=== EXERCISE BRIEF ===
Output all entries verbatim. Skip pictures.

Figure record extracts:
* * * * *
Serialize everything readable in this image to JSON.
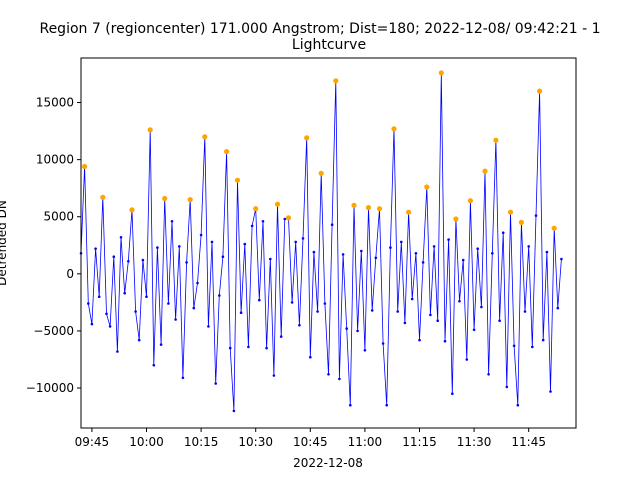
{
  "chart_data": {
    "type": "line",
    "title": "Region 7 (regioncenter) 171.000 Angstrom; Dist=180; 2022-12-08/ 09:42:21 - 1",
    "subtitle": "Lightcurve",
    "xlabel": "2022-12-08",
    "ylabel": "Detrended DN",
    "x_unit": "time (HH:MM, 2022-12-08)",
    "xlim": [
      "09:42",
      "11:58"
    ],
    "ylim": [
      -13500,
      18900
    ],
    "x_tick_labels": [
      "09:45",
      "10:00",
      "10:15",
      "10:30",
      "10:45",
      "11:00",
      "11:15",
      "11:30",
      "11:45"
    ],
    "y_ticks": [
      -10000,
      -5000,
      0,
      5000,
      10000,
      15000
    ],
    "y_tick_labels": [
      "−10000",
      "−5000",
      "0",
      "5000",
      "10000",
      "15000"
    ],
    "grid": false,
    "series": [
      {
        "color": "#0000ff",
        "marker": "dot",
        "points": [
          [
            "09:42",
            1800
          ],
          [
            "09:43",
            9400
          ],
          [
            "09:44",
            -2600
          ],
          [
            "09:45",
            -4400
          ],
          [
            "09:46",
            2200
          ],
          [
            "09:47",
            -2000
          ],
          [
            "09:48",
            6700
          ],
          [
            "09:49",
            -3500
          ],
          [
            "09:50",
            -4600
          ],
          [
            "09:51",
            1500
          ],
          [
            "09:52",
            -6800
          ],
          [
            "09:53",
            3200
          ],
          [
            "09:54",
            -1700
          ],
          [
            "09:55",
            1100
          ],
          [
            "09:56",
            5600
          ],
          [
            "09:57",
            -3300
          ],
          [
            "09:58",
            -5800
          ],
          [
            "09:59",
            1200
          ],
          [
            "10:00",
            -2000
          ],
          [
            "10:01",
            12600
          ],
          [
            "10:02",
            -8000
          ],
          [
            "10:03",
            2300
          ],
          [
            "10:04",
            -6200
          ],
          [
            "10:05",
            6600
          ],
          [
            "10:06",
            -2600
          ],
          [
            "10:07",
            4600
          ],
          [
            "10:08",
            -4000
          ],
          [
            "10:09",
            2400
          ],
          [
            "10:10",
            -9100
          ],
          [
            "10:11",
            1000
          ],
          [
            "10:12",
            6500
          ],
          [
            "10:13",
            -3000
          ],
          [
            "10:14",
            -800
          ],
          [
            "10:15",
            3400
          ],
          [
            "10:16",
            12000
          ],
          [
            "10:17",
            -4600
          ],
          [
            "10:18",
            2800
          ],
          [
            "10:19",
            -9600
          ],
          [
            "10:20",
            -1900
          ],
          [
            "10:21",
            1500
          ],
          [
            "10:22",
            10700
          ],
          [
            "10:23",
            -6500
          ],
          [
            "10:24",
            -12000
          ],
          [
            "10:25",
            8200
          ],
          [
            "10:26",
            -3400
          ],
          [
            "10:27",
            2600
          ],
          [
            "10:28",
            -6400
          ],
          [
            "10:29",
            4200
          ],
          [
            "10:30",
            5700
          ],
          [
            "10:31",
            -2300
          ],
          [
            "10:32",
            4600
          ],
          [
            "10:33",
            -6500
          ],
          [
            "10:34",
            1300
          ],
          [
            "10:35",
            -8900
          ],
          [
            "10:36",
            6100
          ],
          [
            "10:37",
            -5500
          ],
          [
            "10:38",
            4800
          ],
          [
            "10:39",
            4900
          ],
          [
            "10:40",
            -2500
          ],
          [
            "10:41",
            2800
          ],
          [
            "10:42",
            -4500
          ],
          [
            "10:43",
            3100
          ],
          [
            "10:44",
            11900
          ],
          [
            "10:45",
            -7300
          ],
          [
            "10:46",
            1900
          ],
          [
            "10:47",
            -3300
          ],
          [
            "10:48",
            8800
          ],
          [
            "10:49",
            -2600
          ],
          [
            "10:50",
            -8800
          ],
          [
            "10:51",
            4300
          ],
          [
            "10:52",
            16900
          ],
          [
            "10:53",
            -9200
          ],
          [
            "10:54",
            1700
          ],
          [
            "10:55",
            -4800
          ],
          [
            "10:56",
            -11500
          ],
          [
            "10:57",
            6000
          ],
          [
            "10:58",
            -5000
          ],
          [
            "10:59",
            2000
          ],
          [
            "11:00",
            -6700
          ],
          [
            "11:01",
            5800
          ],
          [
            "11:02",
            -3200
          ],
          [
            "11:03",
            1400
          ],
          [
            "11:04",
            5700
          ],
          [
            "11:05",
            -6100
          ],
          [
            "11:06",
            -11500
          ],
          [
            "11:07",
            2300
          ],
          [
            "11:08",
            12700
          ],
          [
            "11:09",
            -3300
          ],
          [
            "11:10",
            2800
          ],
          [
            "11:11",
            -4300
          ],
          [
            "11:12",
            5400
          ],
          [
            "11:13",
            -2200
          ],
          [
            "11:14",
            1800
          ],
          [
            "11:15",
            -5800
          ],
          [
            "11:16",
            1000
          ],
          [
            "11:17",
            7600
          ],
          [
            "11:18",
            -3600
          ],
          [
            "11:19",
            2400
          ],
          [
            "11:20",
            -4100
          ],
          [
            "11:21",
            17600
          ],
          [
            "11:22",
            -5900
          ],
          [
            "11:23",
            3000
          ],
          [
            "11:24",
            -10500
          ],
          [
            "11:25",
            4800
          ],
          [
            "11:26",
            -2400
          ],
          [
            "11:27",
            1200
          ],
          [
            "11:28",
            -7500
          ],
          [
            "11:29",
            6400
          ],
          [
            "11:30",
            -4900
          ],
          [
            "11:31",
            2200
          ],
          [
            "11:32",
            -2900
          ],
          [
            "11:33",
            9000
          ],
          [
            "11:34",
            -8800
          ],
          [
            "11:35",
            1800
          ],
          [
            "11:36",
            11700
          ],
          [
            "11:37",
            -4100
          ],
          [
            "11:38",
            3600
          ],
          [
            "11:39",
            -9900
          ],
          [
            "11:40",
            5400
          ],
          [
            "11:41",
            -6300
          ],
          [
            "11:42",
            -11500
          ],
          [
            "11:43",
            4500
          ],
          [
            "11:44",
            -3300
          ],
          [
            "11:45",
            2400
          ],
          [
            "11:46",
            -6400
          ],
          [
            "11:47",
            5100
          ],
          [
            "11:48",
            16000
          ],
          [
            "11:49",
            -5800
          ],
          [
            "11:50",
            1900
          ],
          [
            "11:51",
            -10300
          ],
          [
            "11:52",
            4000
          ],
          [
            "11:53",
            -3000
          ],
          [
            "11:54",
            1300
          ]
        ]
      }
    ],
    "highlighted_peaks": {
      "color": "#ffa500",
      "points": [
        [
          "09:43",
          9400
        ],
        [
          "09:48",
          6700
        ],
        [
          "09:56",
          5600
        ],
        [
          "10:01",
          12600
        ],
        [
          "10:05",
          6600
        ],
        [
          "10:12",
          6500
        ],
        [
          "10:16",
          12000
        ],
        [
          "10:22",
          10700
        ],
        [
          "10:25",
          8200
        ],
        [
          "10:30",
          5700
        ],
        [
          "10:36",
          6100
        ],
        [
          "10:39",
          4900
        ],
        [
          "10:44",
          11900
        ],
        [
          "10:48",
          8800
        ],
        [
          "10:52",
          16900
        ],
        [
          "10:57",
          6000
        ],
        [
          "11:01",
          5800
        ],
        [
          "11:04",
          5700
        ],
        [
          "11:08",
          12700
        ],
        [
          "11:12",
          5400
        ],
        [
          "11:17",
          7600
        ],
        [
          "11:21",
          17600
        ],
        [
          "11:25",
          4800
        ],
        [
          "11:29",
          6400
        ],
        [
          "11:33",
          9000
        ],
        [
          "11:36",
          11700
        ],
        [
          "11:40",
          5400
        ],
        [
          "11:43",
          4500
        ],
        [
          "11:48",
          16000
        ],
        [
          "11:52",
          4000
        ]
      ]
    }
  }
}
* * * * *
=== RESPONSE FOR THIS EXERCISE ===
Serialize everything readable in this image to JSON.
{
  "chart_data": {
    "type": "line",
    "title": "Region 7 (regioncenter) 171.000 Angstrom; Dist=180; 2022-12-08/ 09:42:21 - 1",
    "subtitle": "Lightcurve",
    "xlabel": "2022-12-08",
    "ylabel": "Detrended DN",
    "x_unit": "time (HH:MM, 2022-12-08)",
    "xlim": [
      "09:42",
      "11:58"
    ],
    "ylim": [
      -13500,
      18900
    ],
    "x_tick_labels": [
      "09:45",
      "10:00",
      "10:15",
      "10:30",
      "10:45",
      "11:00",
      "11:15",
      "11:30",
      "11:45"
    ],
    "y_ticks": [
      -10000,
      -5000,
      0,
      5000,
      10000,
      15000
    ],
    "y_tick_labels": [
      "−10000",
      "−5000",
      "0",
      "5000",
      "10000",
      "15000"
    ],
    "grid": false,
    "series": [
      {
        "color": "#0000ff",
        "marker": "dot",
        "points": [
          [
            "09:42",
            1800
          ],
          [
            "09:43",
            9400
          ],
          [
            "09:44",
            -2600
          ],
          [
            "09:45",
            -4400
          ],
          [
            "09:46",
            2200
          ],
          [
            "09:47",
            -2000
          ],
          [
            "09:48",
            6700
          ],
          [
            "09:49",
            -3500
          ],
          [
            "09:50",
            -4600
          ],
          [
            "09:51",
            1500
          ],
          [
            "09:52",
            -6800
          ],
          [
            "09:53",
            3200
          ],
          [
            "09:54",
            -1700
          ],
          [
            "09:55",
            1100
          ],
          [
            "09:56",
            5600
          ],
          [
            "09:57",
            -3300
          ],
          [
            "09:58",
            -5800
          ],
          [
            "09:59",
            1200
          ],
          [
            "10:00",
            -2000
          ],
          [
            "10:01",
            12600
          ],
          [
            "10:02",
            -8000
          ],
          [
            "10:03",
            2300
          ],
          [
            "10:04",
            -6200
          ],
          [
            "10:05",
            6600
          ],
          [
            "10:06",
            -2600
          ],
          [
            "10:07",
            4600
          ],
          [
            "10:08",
            -4000
          ],
          [
            "10:09",
            2400
          ],
          [
            "10:10",
            -9100
          ],
          [
            "10:11",
            1000
          ],
          [
            "10:12",
            6500
          ],
          [
            "10:13",
            -3000
          ],
          [
            "10:14",
            -800
          ],
          [
            "10:15",
            3400
          ],
          [
            "10:16",
            12000
          ],
          [
            "10:17",
            -4600
          ],
          [
            "10:18",
            2800
          ],
          [
            "10:19",
            -9600
          ],
          [
            "10:20",
            -1900
          ],
          [
            "10:21",
            1500
          ],
          [
            "10:22",
            10700
          ],
          [
            "10:23",
            -6500
          ],
          [
            "10:24",
            -12000
          ],
          [
            "10:25",
            8200
          ],
          [
            "10:26",
            -3400
          ],
          [
            "10:27",
            2600
          ],
          [
            "10:28",
            -6400
          ],
          [
            "10:29",
            4200
          ],
          [
            "10:30",
            5700
          ],
          [
            "10:31",
            -2300
          ],
          [
            "10:32",
            4600
          ],
          [
            "10:33",
            -6500
          ],
          [
            "10:34",
            1300
          ],
          [
            "10:35",
            -8900
          ],
          [
            "10:36",
            6100
          ],
          [
            "10:37",
            -5500
          ],
          [
            "10:38",
            4800
          ],
          [
            "10:39",
            4900
          ],
          [
            "10:40",
            -2500
          ],
          [
            "10:41",
            2800
          ],
          [
            "10:42",
            -4500
          ],
          [
            "10:43",
            3100
          ],
          [
            "10:44",
            11900
          ],
          [
            "10:45",
            -7300
          ],
          [
            "10:46",
            1900
          ],
          [
            "10:47",
            -3300
          ],
          [
            "10:48",
            8800
          ],
          [
            "10:49",
            -2600
          ],
          [
            "10:50",
            -8800
          ],
          [
            "10:51",
            4300
          ],
          [
            "10:52",
            16900
          ],
          [
            "10:53",
            -9200
          ],
          [
            "10:54",
            1700
          ],
          [
            "10:55",
            -4800
          ],
          [
            "10:56",
            -11500
          ],
          [
            "10:57",
            6000
          ],
          [
            "10:58",
            -5000
          ],
          [
            "10:59",
            2000
          ],
          [
            "11:00",
            -6700
          ],
          [
            "11:01",
            5800
          ],
          [
            "11:02",
            -3200
          ],
          [
            "11:03",
            1400
          ],
          [
            "11:04",
            5700
          ],
          [
            "11:05",
            -6100
          ],
          [
            "11:06",
            -11500
          ],
          [
            "11:07",
            2300
          ],
          [
            "11:08",
            12700
          ],
          [
            "11:09",
            -3300
          ],
          [
            "11:10",
            2800
          ],
          [
            "11:11",
            -4300
          ],
          [
            "11:12",
            5400
          ],
          [
            "11:13",
            -2200
          ],
          [
            "11:14",
            1800
          ],
          [
            "11:15",
            -5800
          ],
          [
            "11:16",
            1000
          ],
          [
            "11:17",
            7600
          ],
          [
            "11:18",
            -3600
          ],
          [
            "11:19",
            2400
          ],
          [
            "11:20",
            -4100
          ],
          [
            "11:21",
            17600
          ],
          [
            "11:22",
            -5900
          ],
          [
            "11:23",
            3000
          ],
          [
            "11:24",
            -10500
          ],
          [
            "11:25",
            4800
          ],
          [
            "11:26",
            -2400
          ],
          [
            "11:27",
            1200
          ],
          [
            "11:28",
            -7500
          ],
          [
            "11:29",
            6400
          ],
          [
            "11:30",
            -4900
          ],
          [
            "11:31",
            2200
          ],
          [
            "11:32",
            -2900
          ],
          [
            "11:33",
            9000
          ],
          [
            "11:34",
            -8800
          ],
          [
            "11:35",
            1800
          ],
          [
            "11:36",
            11700
          ],
          [
            "11:37",
            -4100
          ],
          [
            "11:38",
            3600
          ],
          [
            "11:39",
            -9900
          ],
          [
            "11:40",
            5400
          ],
          [
            "11:41",
            -6300
          ],
          [
            "11:42",
            -11500
          ],
          [
            "11:43",
            4500
          ],
          [
            "11:44",
            -3300
          ],
          [
            "11:45",
            2400
          ],
          [
            "11:46",
            -6400
          ],
          [
            "11:47",
            5100
          ],
          [
            "11:48",
            16000
          ],
          [
            "11:49",
            -5800
          ],
          [
            "11:50",
            1900
          ],
          [
            "11:51",
            -10300
          ],
          [
            "11:52",
            4000
          ],
          [
            "11:53",
            -3000
          ],
          [
            "11:54",
            1300
          ]
        ]
      }
    ],
    "highlighted_peaks": {
      "color": "#ffa500",
      "points": [
        [
          "09:43",
          9400
        ],
        [
          "09:48",
          6700
        ],
        [
          "09:56",
          5600
        ],
        [
          "10:01",
          12600
        ],
        [
          "10:05",
          6600
        ],
        [
          "10:12",
          6500
        ],
        [
          "10:16",
          12000
        ],
        [
          "10:22",
          10700
        ],
        [
          "10:25",
          8200
        ],
        [
          "10:30",
          5700
        ],
        [
          "10:36",
          6100
        ],
        [
          "10:39",
          4900
        ],
        [
          "10:44",
          11900
        ],
        [
          "10:48",
          8800
        ],
        [
          "10:52",
          16900
        ],
        [
          "10:57",
          6000
        ],
        [
          "11:01",
          5800
        ],
        [
          "11:04",
          5700
        ],
        [
          "11:08",
          12700
        ],
        [
          "11:12",
          5400
        ],
        [
          "11:17",
          7600
        ],
        [
          "11:21",
          17600
        ],
        [
          "11:25",
          4800
        ],
        [
          "11:29",
          6400
        ],
        [
          "11:33",
          9000
        ],
        [
          "11:36",
          11700
        ],
        [
          "11:40",
          5400
        ],
        [
          "11:43",
          4500
        ],
        [
          "11:48",
          16000
        ],
        [
          "11:52",
          4000
        ]
      ]
    }
  }
}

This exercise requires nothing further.